To be done:
Copy every record word for word.

Input for this task:
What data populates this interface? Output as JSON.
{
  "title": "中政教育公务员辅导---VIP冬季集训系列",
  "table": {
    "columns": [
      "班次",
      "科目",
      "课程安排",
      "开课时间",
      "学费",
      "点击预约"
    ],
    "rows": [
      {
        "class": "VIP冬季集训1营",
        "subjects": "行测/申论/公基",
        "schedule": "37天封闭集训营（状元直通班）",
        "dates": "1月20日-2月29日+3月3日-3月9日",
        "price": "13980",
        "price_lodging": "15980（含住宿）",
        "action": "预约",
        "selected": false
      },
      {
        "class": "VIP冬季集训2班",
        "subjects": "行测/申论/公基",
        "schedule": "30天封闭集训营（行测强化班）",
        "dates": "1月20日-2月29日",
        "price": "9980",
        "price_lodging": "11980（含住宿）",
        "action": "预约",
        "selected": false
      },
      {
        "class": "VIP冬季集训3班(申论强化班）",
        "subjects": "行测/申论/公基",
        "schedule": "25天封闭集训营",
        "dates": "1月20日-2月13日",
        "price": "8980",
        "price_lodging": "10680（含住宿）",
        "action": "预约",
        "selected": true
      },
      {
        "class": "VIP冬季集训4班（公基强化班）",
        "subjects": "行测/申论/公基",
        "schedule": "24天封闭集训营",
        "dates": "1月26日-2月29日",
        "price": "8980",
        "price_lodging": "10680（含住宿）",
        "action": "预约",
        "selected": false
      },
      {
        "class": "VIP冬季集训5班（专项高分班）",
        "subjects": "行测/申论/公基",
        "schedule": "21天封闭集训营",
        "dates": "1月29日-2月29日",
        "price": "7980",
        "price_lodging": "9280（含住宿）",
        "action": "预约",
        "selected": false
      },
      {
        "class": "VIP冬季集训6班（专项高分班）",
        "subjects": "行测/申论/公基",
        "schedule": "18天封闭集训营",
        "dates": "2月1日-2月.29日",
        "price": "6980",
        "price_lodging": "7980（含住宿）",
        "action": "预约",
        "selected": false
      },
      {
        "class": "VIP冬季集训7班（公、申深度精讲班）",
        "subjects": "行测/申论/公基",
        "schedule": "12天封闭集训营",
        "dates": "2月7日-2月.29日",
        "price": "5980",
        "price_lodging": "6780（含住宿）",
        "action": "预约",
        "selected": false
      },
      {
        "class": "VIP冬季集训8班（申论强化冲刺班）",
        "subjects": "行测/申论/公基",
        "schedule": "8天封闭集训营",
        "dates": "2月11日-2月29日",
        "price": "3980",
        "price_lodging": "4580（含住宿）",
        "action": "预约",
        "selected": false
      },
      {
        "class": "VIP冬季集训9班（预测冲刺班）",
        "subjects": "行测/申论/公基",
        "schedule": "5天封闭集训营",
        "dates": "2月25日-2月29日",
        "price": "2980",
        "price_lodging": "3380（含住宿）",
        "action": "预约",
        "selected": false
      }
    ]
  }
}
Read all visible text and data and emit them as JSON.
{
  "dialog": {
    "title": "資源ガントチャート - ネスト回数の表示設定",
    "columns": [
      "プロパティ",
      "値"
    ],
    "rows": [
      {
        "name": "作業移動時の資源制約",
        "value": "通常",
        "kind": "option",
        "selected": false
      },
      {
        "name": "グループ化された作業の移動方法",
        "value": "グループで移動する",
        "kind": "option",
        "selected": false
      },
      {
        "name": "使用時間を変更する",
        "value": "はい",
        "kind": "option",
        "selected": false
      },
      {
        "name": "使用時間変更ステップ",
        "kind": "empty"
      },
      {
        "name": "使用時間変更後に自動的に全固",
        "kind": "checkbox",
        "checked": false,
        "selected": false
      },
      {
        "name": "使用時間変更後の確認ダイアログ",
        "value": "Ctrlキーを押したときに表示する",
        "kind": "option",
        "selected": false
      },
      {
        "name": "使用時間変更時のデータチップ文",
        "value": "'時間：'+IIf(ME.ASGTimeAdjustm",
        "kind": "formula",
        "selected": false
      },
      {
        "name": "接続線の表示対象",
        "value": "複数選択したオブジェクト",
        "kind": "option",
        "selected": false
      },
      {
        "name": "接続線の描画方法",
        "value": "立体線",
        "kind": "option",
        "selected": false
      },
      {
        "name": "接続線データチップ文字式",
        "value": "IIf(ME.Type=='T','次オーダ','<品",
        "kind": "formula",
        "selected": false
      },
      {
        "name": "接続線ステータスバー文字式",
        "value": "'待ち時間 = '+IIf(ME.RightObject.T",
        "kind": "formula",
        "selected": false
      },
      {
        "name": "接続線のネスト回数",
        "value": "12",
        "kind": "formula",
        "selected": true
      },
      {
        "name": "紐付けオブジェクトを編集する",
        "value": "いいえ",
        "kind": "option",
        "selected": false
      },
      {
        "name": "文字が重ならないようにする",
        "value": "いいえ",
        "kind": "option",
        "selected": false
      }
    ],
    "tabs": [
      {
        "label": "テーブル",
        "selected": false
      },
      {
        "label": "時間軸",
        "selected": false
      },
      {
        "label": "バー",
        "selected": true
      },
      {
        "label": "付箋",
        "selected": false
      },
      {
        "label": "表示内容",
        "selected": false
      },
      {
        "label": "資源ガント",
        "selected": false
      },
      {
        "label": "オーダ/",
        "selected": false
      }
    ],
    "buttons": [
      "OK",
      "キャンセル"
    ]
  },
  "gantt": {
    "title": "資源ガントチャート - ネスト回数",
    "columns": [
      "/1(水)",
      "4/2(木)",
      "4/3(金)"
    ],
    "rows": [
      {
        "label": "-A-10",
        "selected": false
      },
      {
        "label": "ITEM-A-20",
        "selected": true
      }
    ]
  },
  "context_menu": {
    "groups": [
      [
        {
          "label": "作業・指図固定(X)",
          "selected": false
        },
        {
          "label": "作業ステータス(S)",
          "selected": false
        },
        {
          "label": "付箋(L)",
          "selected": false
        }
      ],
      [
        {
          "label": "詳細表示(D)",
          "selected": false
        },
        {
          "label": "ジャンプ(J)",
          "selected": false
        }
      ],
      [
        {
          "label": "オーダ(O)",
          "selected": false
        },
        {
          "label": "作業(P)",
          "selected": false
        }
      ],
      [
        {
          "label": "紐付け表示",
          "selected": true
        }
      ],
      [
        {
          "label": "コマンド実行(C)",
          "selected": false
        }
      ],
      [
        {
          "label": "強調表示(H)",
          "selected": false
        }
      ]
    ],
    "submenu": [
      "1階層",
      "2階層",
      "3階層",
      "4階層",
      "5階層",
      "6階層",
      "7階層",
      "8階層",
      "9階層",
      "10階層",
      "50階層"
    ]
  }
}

Result of the task:
What data populates this interface? Output as JSON.
{
  "title": "中政教育公务员辅导---VIP冬季集训系列",
  "table": {
    "columns": [
      "班次",
      "科目",
      "课程安排",
      "开课时间",
      "学费",
      "点击预约"
    ],
    "rows": [
      {
        "class": "VIP冬季集训1营",
        "subjects": "行测/申论/公基",
        "schedule": "37天封闭集训营（状元直通班）",
        "dates": "1月20日-2月29日+3月3日-3月9日",
        "price": "13980",
        "price_lodging": "15980（含住宿）",
        "action": "预约",
        "selected": false
      },
      {
        "class": "VIP冬季集训2班",
        "subjects": "行测/申论/公基",
        "schedule": "30天封闭集训营（行测强化班）",
        "dates": "1月20日-2月29日",
        "price": "9980",
        "price_lodging": "11980（含住宿）",
        "action": "预约",
        "selected": false
      },
      {
        "class": "VIP冬季集训3班(申论强化班）",
        "subjects": "行测/申论/公基",
        "schedule": "25天封闭集训营",
        "dates": "1月20日-2月13日",
        "price": "8980",
        "price_lodging": "10680（含住宿）",
        "action": "预约",
        "selected": true
      },
      {
        "class": "VIP冬季集训4班（公基强化班）",
        "subjects": "行测/申论/公基",
        "schedule": "24天封闭集训营",
        "dates": "1月26日-2月29日",
        "price": "8980",
        "price_lodging": "10680（含住宿）",
        "action": "预约",
        "selected": false
      },
      {
        "class": "VIP冬季集训5班（专项高分班）",
        "subjects": "行测/申论/公基",
        "schedule": "21天封闭集训营",
        "dates": "1月29日-2月29日",
        "price": "7980",
        "price_lodging": "9280（含住宿）",
        "action": "预约",
        "selected": false
      },
      {
        "class": "VIP冬季集训6班（专项高分班）",
        "subjects": "行测/申论/公基",
        "schedule": "18天封闭集训营",
        "dates": "2月1日-2月.29日",
        "price": "6980",
        "price_lodging": "7980（含住宿）",
        "action": "预约",
        "selected": false
      },
      {
        "class": "VIP冬季集训7班（公、申深度精讲班）",
        "subjects": "行测/申论/公基",
        "schedule": "12天封闭集训营",
        "dates": "2月7日-2月.29日",
        "price": "5980",
        "price_lodging": "6780（含住宿）",
        "action": "预约",
        "selected": false
      },
      {
        "class": "VIP冬季集训8班（申论强化冲刺班）",
        "subjects": "行测/申论/公基",
        "schedule": "8天封闭集训营",
        "dates": "2月11日-2月29日",
        "price": "3980",
        "price_lodging": "4580（含住宿）",
        "action": "预约",
        "selected": false
      },
      {
        "class": "VIP冬季集训9班（预测冲刺班）",
        "subjects": "行测/申论/公基",
        "schedule": "5天封闭集训营",
        "dates": "2月25日-2月29日",
        "price": "2980",
        "price_lodging": "3380（含住宿）",
        "action": "预约",
        "selected": false
      }
    ]
  }
}
Read all visible text and data and emit them as JSON.
{
  "dialog": {
    "title": "資源ガントチャート - ネスト回数の表示設定",
    "columns": [
      "プロパティ",
      "値"
    ],
    "rows": [
      {
        "name": "作業移動時の資源制約",
        "value": "通常",
        "kind": "option",
        "selected": false
      },
      {
        "name": "グループ化された作業の移動方法",
        "value": "グループで移動する",
        "kind": "option",
        "selected": false
      },
      {
        "name": "使用時間を変更する",
        "value": "はい",
        "kind": "option",
        "selected": false
      },
      {
        "name": "使用時間変更ステップ",
        "kind": "empty"
      },
      {
        "name": "使用時間変更後に自動的に全固",
        "kind": "checkbox",
        "checked": false,
        "selected": false
      },
      {
        "name": "使用時間変更後の確認ダイアログ",
        "value": "Ctrlキーを押したときに表示する",
        "kind": "option",
        "selected": false
      },
      {
        "name": "使用時間変更時のデータチップ文",
        "value": "'時間：'+IIf(ME.ASGTimeAdjustm",
        "kind": "formula",
        "selected": false
      },
      {
        "name": "接続線の表示対象",
        "value": "複数選択したオブジェクト",
        "kind": "option",
        "selected": false
      },
      {
        "name": "接続線の描画方法",
        "value": "立体線",
        "kind": "option",
        "selected": false
      },
      {
        "name": "接続線データチップ文字式",
        "value": "IIf(ME.Type=='T','次オーダ','<品",
        "kind": "formula",
        "selected": false
      },
      {
        "name": "接続線ステータスバー文字式",
        "value": "'待ち時間 = '+IIf(ME.RightObject.T",
        "kind": "formula",
        "selected": false
      },
      {
        "name": "接続線のネスト回数",
        "value": "12",
        "kind": "formula",
        "selected": true
      },
      {
        "name": "紐付けオブジェクトを編集する",
        "value": "いいえ",
        "kind": "option",
        "selected": false
      },
      {
        "name": "文字が重ならないようにする",
        "value": "いいえ",
        "kind": "option",
        "selected": false
      }
    ],
    "tabs": [
      {
        "label": "テーブル",
        "selected": false
      },
      {
        "label": "時間軸",
        "selected": false
      },
      {
        "label": "バー",
        "selected": true
      },
      {
        "label": "付箋",
        "selected": false
      },
      {
        "label": "表示内容",
        "selected": false
      },
      {
        "label": "資源ガント",
        "selected": false
      },
      {
        "label": "オーダ/",
        "selected": false
      }
    ],
    "buttons": [
      "OK",
      "キャンセル"
    ]
  },
  "gantt": {
    "title": "資源ガントチャート - ネスト回数",
    "columns": [
      "/1(水)",
      "4/2(木)",
      "4/3(金)"
    ],
    "rows": [
      {
        "label": "-A-10",
        "selected": false
      },
      {
        "label": "ITEM-A-20",
        "selected": true
      }
    ]
  },
  "context_menu": {
    "groups": [
      [
        {
          "label": "作業・指図固定(X)",
          "selected": false
        },
        {
          "label": "作業ステータス(S)",
          "selected": false
        },
        {
          "label": "付箋(L)",
          "selected": false
        }
      ],
      [
        {
          "label": "詳細表示(D)",
          "selected": false
        },
        {
          "label": "ジャンプ(J)",
          "selected": false
        }
      ],
      [
        {
          "label": "オーダ(O)",
          "selected": false
        },
        {
          "label": "作業(P)",
          "selected": false
        }
      ],
      [
        {
          "label": "紐付け表示",
          "selected": true
        }
      ],
      [
        {
          "label": "コマンド実行(C)",
          "selected": false
        }
      ],
      [
        {
          "label": "強調表示(H)",
          "selected": false
        }
      ]
    ],
    "submenu": [
      "1階層",
      "2階層",
      "3階層",
      "4階層",
      "5階層",
      "6階層",
      "7階層",
      "8階層",
      "9階層",
      "10階層",
      "50階層"
    ]
  }
}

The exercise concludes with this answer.